▶ **Challenge**
Extract each line of the material that follows exactly and omit its pictures.
--------------------------------
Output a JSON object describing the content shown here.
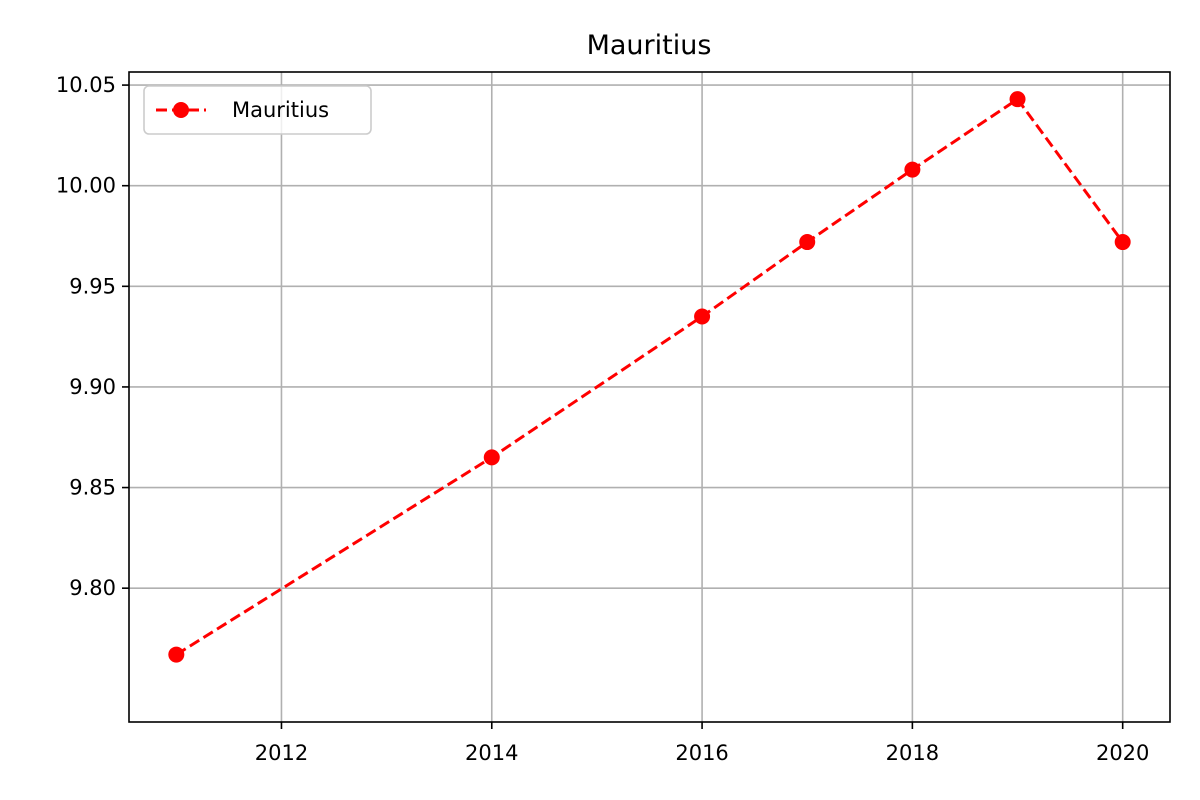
{
  "chart_data": {
    "type": "line",
    "title": "Mauritius",
    "xlabel": "",
    "ylabel": "",
    "x": [
      2011,
      2014,
      2016,
      2017,
      2018,
      2019,
      2020
    ],
    "series": [
      {
        "name": "Mauritius",
        "values": [
          9.767,
          9.865,
          9.935,
          9.972,
          10.008,
          10.043,
          9.972
        ],
        "color": "#ff0000",
        "line_style": "dashed",
        "marker": "circle"
      }
    ],
    "xlim": [
      2010.55,
      2020.45
    ],
    "ylim": [
      9.7335,
      10.0565
    ],
    "xticks": [
      2012,
      2014,
      2016,
      2018,
      2020
    ],
    "xtick_labels": [
      "2012",
      "2014",
      "2016",
      "2018",
      "2020"
    ],
    "yticks": [
      9.8,
      9.85,
      9.9,
      9.95,
      10.0,
      10.05
    ],
    "ytick_labels": [
      "9.80",
      "9.85",
      "9.90",
      "9.95",
      "10.00",
      "10.05"
    ],
    "grid": true,
    "legend_position": "upper-left"
  }
}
--------------------------------
▶ **Exercise response**
Output a JSON object describing the content shown here.
{
  "chart_data": {
    "type": "line",
    "title": "Mauritius",
    "xlabel": "",
    "ylabel": "",
    "x": [
      2011,
      2014,
      2016,
      2017,
      2018,
      2019,
      2020
    ],
    "series": [
      {
        "name": "Mauritius",
        "values": [
          9.767,
          9.865,
          9.935,
          9.972,
          10.008,
          10.043,
          9.972
        ],
        "color": "#ff0000",
        "line_style": "dashed",
        "marker": "circle"
      }
    ],
    "xlim": [
      2010.55,
      2020.45
    ],
    "ylim": [
      9.7335,
      10.0565
    ],
    "xticks": [
      2012,
      2014,
      2016,
      2018,
      2020
    ],
    "xtick_labels": [
      "2012",
      "2014",
      "2016",
      "2018",
      "2020"
    ],
    "yticks": [
      9.8,
      9.85,
      9.9,
      9.95,
      10.0,
      10.05
    ],
    "ytick_labels": [
      "9.80",
      "9.85",
      "9.90",
      "9.95",
      "10.00",
      "10.05"
    ],
    "grid": true,
    "legend_position": "upper-left"
  }
}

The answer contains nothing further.